[start THE RECORDS]

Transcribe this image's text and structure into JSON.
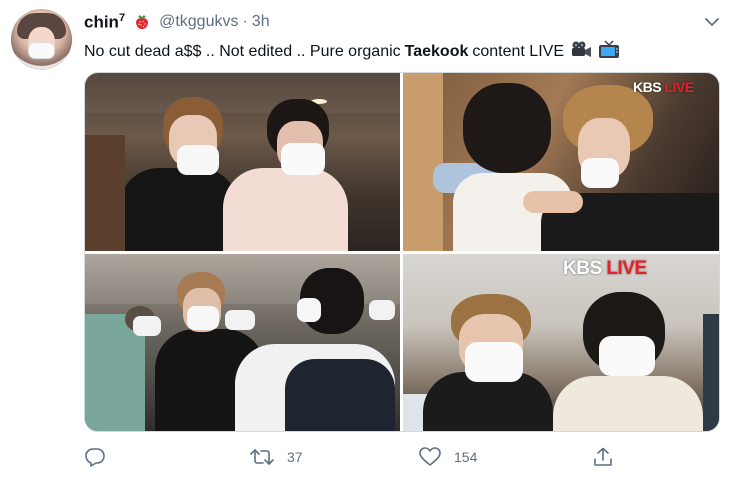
{
  "tweet": {
    "author": {
      "name": "chin",
      "name_sup": "7",
      "handle": "@tkggukvs",
      "separator": "·",
      "time": "3h",
      "badge_icon": "strawberry-emoji"
    },
    "text": {
      "part1": "No cut dead a$$ .. Not edited .. Pure organic",
      "bold": "Taekook",
      "part2": "content LIVE",
      "emojis": [
        "movie-camera-emoji",
        "television-emoji"
      ]
    },
    "media": {
      "watermarks": [
        {
          "brand": "KBS",
          "live": "LIVE"
        },
        {
          "brand": "KBS",
          "live": "LIVE"
        }
      ]
    },
    "actions": {
      "reply_icon": "reply-icon",
      "retweet_icon": "retweet-icon",
      "retweet_count": "37",
      "like_icon": "heart-icon",
      "like_count": "154",
      "share_icon": "share-icon"
    },
    "colors": {
      "text": "#0f1419",
      "secondary": "#5b7083",
      "border": "#cfd9de",
      "kbs_live": "#e8202a"
    }
  }
}
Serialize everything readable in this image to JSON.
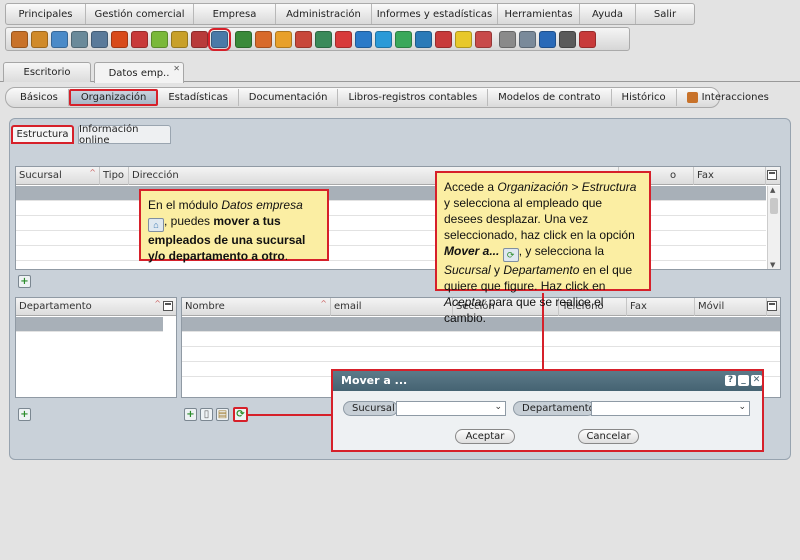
{
  "menu": [
    "Principales",
    "Gestión comercial",
    "Empresa",
    "Administración",
    "Informes y estadísticas",
    "Herramientas",
    "Ayuda",
    "Salir"
  ],
  "toolbar_icons": [
    {
      "name": "box-icon",
      "color": "#c8722a"
    },
    {
      "name": "people-icon",
      "color": "#d08a2a"
    },
    {
      "name": "person-icon",
      "color": "#4a8ac8"
    },
    {
      "name": "window-icon",
      "color": "#6a8a9a"
    },
    {
      "name": "monitor-icon",
      "color": "#5a7a9a"
    },
    {
      "name": "fire-icon",
      "color": "#d84a1a"
    },
    {
      "name": "target-icon",
      "color": "#c83a3a"
    },
    {
      "name": "pencil-icon",
      "color": "#7ab83a"
    },
    {
      "name": "briefcase-icon",
      "color": "#c8a02a"
    },
    {
      "name": "bag-icon",
      "color": "#b83a3a"
    },
    {
      "name": "company-icon",
      "color": "#4a7aa8"
    },
    {
      "name": "door-icon",
      "color": "#3a8a3a"
    },
    {
      "name": "user-icon",
      "color": "#d86a2a"
    },
    {
      "name": "user-add-icon",
      "color": "#e8a02a"
    },
    {
      "name": "phone-list-icon",
      "color": "#c8473a"
    },
    {
      "name": "chart-icon",
      "color": "#3a8a5a"
    },
    {
      "name": "cycle-icon",
      "color": "#d83a3a"
    },
    {
      "name": "euro-icon",
      "color": "#2a7ac8"
    },
    {
      "name": "arrow-icon",
      "color": "#2a9ad8"
    },
    {
      "name": "diamond-icon",
      "color": "#3aa85a"
    },
    {
      "name": "calendar-icon",
      "color": "#2a7ab8"
    },
    {
      "name": "g-icon",
      "color": "#c83a3a"
    },
    {
      "name": "bulb-icon",
      "color": "#e8c82a"
    },
    {
      "name": "doc-icon",
      "color": "#c84a4a"
    },
    {
      "name": "note-icon",
      "color": "#8a8a8a"
    },
    {
      "name": "clipboard-icon",
      "color": "#7a8a9a"
    },
    {
      "name": "phone-icon",
      "color": "#2a6ab8"
    },
    {
      "name": "tools-icon",
      "color": "#5a5a5a"
    },
    {
      "name": "help-icon",
      "color": "#c83a3a"
    }
  ],
  "doc_tabs": {
    "escritorio": "Escritorio",
    "datos": "Datos emp.."
  },
  "module_tabs": [
    "Básicos",
    "Organización",
    "Estadísticas",
    "Documentación",
    "Libros-registros contables",
    "Modelos de contrato",
    "Histórico",
    "Interacciones"
  ],
  "sub_tabs": [
    "Estructura",
    "Información online"
  ],
  "grid_top": {
    "columns": [
      "Sucursal",
      "Tipo",
      "Dirección",
      "Fax"
    ],
    "partial": "o"
  },
  "grid_dept": {
    "columns": [
      "Departamento"
    ]
  },
  "grid_emp": {
    "columns": [
      "Nombre",
      "email",
      "Sección",
      "Teléfono",
      "Fax",
      "Móvil"
    ]
  },
  "callout_left": {
    "p1": "En el módulo ",
    "em1": "Datos empresa",
    "p2": ", puedes ",
    "b1": "mover a tus empleados de una sucursal y/o departamento a otro",
    "p3": "."
  },
  "callout_right": {
    "t1": "Accede a ",
    "em1": "Organización > Estructura",
    "t2": " y selecciona al empleado que desees desplazar. Una vez seleccionado, haz click en la opción ",
    "b1": "Mover a...",
    "t3": ", y selecciona la ",
    "em2": "Sucursal",
    "t4": " y ",
    "em3": "Departamento",
    "t5": " en el que quiere que figure. Haz click en ",
    "em4": "Aceptar",
    "t6": " para que se realice el cambio."
  },
  "dialog": {
    "title": "Mover a ...",
    "sucursal_label": "Sucursal",
    "departamento_label": "Departamento",
    "accept": "Aceptar",
    "cancel": "Cancelar"
  },
  "colors": {
    "highlight": "#d6202a",
    "callout_bg": "#fbeea3",
    "dialog_header": "#4f6d7c"
  }
}
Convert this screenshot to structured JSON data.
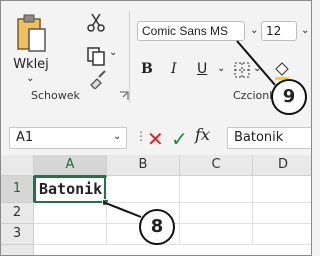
{
  "clipboard": {
    "paste_label": "Wklej",
    "group_label": "Schowek"
  },
  "font": {
    "font_name": "Comic Sans MS",
    "font_size": "12",
    "bold_label": "B",
    "italic_label": "I",
    "underline_label": "U",
    "group_label": "Czcionka"
  },
  "formula_bar": {
    "name_box": "A1",
    "fx_label": "fx",
    "value": "Batonik"
  },
  "grid": {
    "columns": [
      "A",
      "B",
      "C",
      "D"
    ],
    "rows": [
      "1",
      "2",
      "3"
    ],
    "cell_a1": "Batonik"
  },
  "callouts": {
    "font_callout": "9",
    "cell_callout": "8"
  }
}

[end THE RECORDS]

Images in the data above are to be skipped. Retype all other material exactly.

Transcribe this image's text and structure into JSON.
{
  "tweet": {
    "author": {
      "name": "chin",
      "name_sup": "7",
      "handle": "@tkggukvs",
      "separator": "·",
      "time": "3h",
      "badge_icon": "strawberry-emoji"
    },
    "text": {
      "part1": "No cut dead a$$ .. Not edited .. Pure organic",
      "bold": "Taekook",
      "part2": "content LIVE",
      "emojis": [
        "movie-camera-emoji",
        "television-emoji"
      ]
    },
    "media": {
      "watermarks": [
        {
          "brand": "KBS",
          "live": "LIVE"
        },
        {
          "brand": "KBS",
          "live": "LIVE"
        }
      ]
    },
    "actions": {
      "reply_icon": "reply-icon",
      "retweet_icon": "retweet-icon",
      "retweet_count": "37",
      "like_icon": "heart-icon",
      "like_count": "154",
      "share_icon": "share-icon"
    },
    "colors": {
      "text": "#0f1419",
      "secondary": "#5b7083",
      "border": "#cfd9de",
      "kbs_live": "#e8202a"
    }
  }
}
Serialize everything readable in this image to JSON.
{
  "menu": [
    "Principales",
    "Gestión comercial",
    "Empresa",
    "Administración",
    "Informes y estadísticas",
    "Herramientas",
    "Ayuda",
    "Salir"
  ],
  "toolbar_icons": [
    {
      "name": "box-icon",
      "color": "#c8722a"
    },
    {
      "name": "people-icon",
      "color": "#d08a2a"
    },
    {
      "name": "person-icon",
      "color": "#4a8ac8"
    },
    {
      "name": "window-icon",
      "color": "#6a8a9a"
    },
    {
      "name": "monitor-icon",
      "color": "#5a7a9a"
    },
    {
      "name": "fire-icon",
      "color": "#d84a1a"
    },
    {
      "name": "target-icon",
      "color": "#c83a3a"
    },
    {
      "name": "pencil-icon",
      "color": "#7ab83a"
    },
    {
      "name": "briefcase-icon",
      "color": "#c8a02a"
    },
    {
      "name": "bag-icon",
      "color": "#b83a3a"
    },
    {
      "name": "company-icon",
      "color": "#4a7aa8"
    },
    {
      "name": "door-icon",
      "color": "#3a8a3a"
    },
    {
      "name": "user-icon",
      "color": "#d86a2a"
    },
    {
      "name": "user-add-icon",
      "color": "#e8a02a"
    },
    {
      "name": "phone-list-icon",
      "color": "#c8473a"
    },
    {
      "name": "chart-icon",
      "color": "#3a8a5a"
    },
    {
      "name": "cycle-icon",
      "color": "#d83a3a"
    },
    {
      "name": "euro-icon",
      "color": "#2a7ac8"
    },
    {
      "name": "arrow-icon",
      "color": "#2a9ad8"
    },
    {
      "name": "diamond-icon",
      "color": "#3aa85a"
    },
    {
      "name": "calendar-icon",
      "color": "#2a7ab8"
    },
    {
      "name": "g-icon",
      "color": "#c83a3a"
    },
    {
      "name": "bulb-icon",
      "color": "#e8c82a"
    },
    {
      "name": "doc-icon",
      "color": "#c84a4a"
    },
    {
      "name": "note-icon",
      "color": "#8a8a8a"
    },
    {
      "name": "clipboard-icon",
      "color": "#7a8a9a"
    },
    {
      "name": "phone-icon",
      "color": "#2a6ab8"
    },
    {
      "name": "tools-icon",
      "color": "#5a5a5a"
    },
    {
      "name": "help-icon",
      "color": "#c83a3a"
    }
  ],
  "doc_tabs": {
    "escritorio": "Escritorio",
    "datos": "Datos emp.."
  },
  "module_tabs": [
    "Básicos",
    "Organización",
    "Estadísticas",
    "Documentación",
    "Libros-registros contables",
    "Modelos de contrato",
    "Histórico",
    "Interacciones"
  ],
  "sub_tabs": [
    "Estructura",
    "Información online"
  ],
  "grid_top": {
    "columns": [
      "Sucursal",
      "Tipo",
      "Dirección",
      "Fax"
    ],
    "partial": "o"
  },
  "grid_dept": {
    "columns": [
      "Departamento"
    ]
  },
  "grid_emp": {
    "columns": [
      "Nombre",
      "email",
      "Sección",
      "Teléfono",
      "Fax",
      "Móvil"
    ]
  },
  "callout_left": {
    "p1": "En el módulo ",
    "em1": "Datos empresa",
    "p2": ", puedes ",
    "b1": "mover a tus empleados de una sucursal y/o departamento a otro",
    "p3": "."
  },
  "callout_right": {
    "t1": "Accede a ",
    "em1": "Organización > Estructura",
    "t2": " y selecciona al empleado que desees desplazar. Una vez seleccionado, haz click en la opción ",
    "b1": "Mover a...",
    "t3": ", y selecciona la ",
    "em2": "Sucursal",
    "t4": " y ",
    "em3": "Departamento",
    "t5": " en el que quiere que figure. Haz click en ",
    "em4": "Aceptar",
    "t6": " para que se realice el cambio."
  },
  "dialog": {
    "title": "Mover a ...",
    "sucursal_label": "Sucursal",
    "departamento_label": "Departamento",
    "accept": "Aceptar",
    "cancel": "Cancelar"
  },
  "colors": {
    "highlight": "#d6202a",
    "callout_bg": "#fbeea3",
    "dialog_header": "#4f6d7c"
  }
}
Convert this screenshot to structured JSON data.
{
  "clipboard": {
    "paste_label": "Wklej",
    "group_label": "Schowek"
  },
  "font": {
    "font_name": "Comic Sans MS",
    "font_size": "12",
    "bold_label": "B",
    "italic_label": "I",
    "underline_label": "U",
    "group_label": "Czcionka"
  },
  "formula_bar": {
    "name_box": "A1",
    "fx_label": "fx",
    "value": "Batonik"
  },
  "grid": {
    "columns": [
      "A",
      "B",
      "C",
      "D"
    ],
    "rows": [
      "1",
      "2",
      "3"
    ],
    "cell_a1": "Batonik"
  },
  "callouts": {
    "font_callout": "9",
    "cell_callout": "8"
  }
}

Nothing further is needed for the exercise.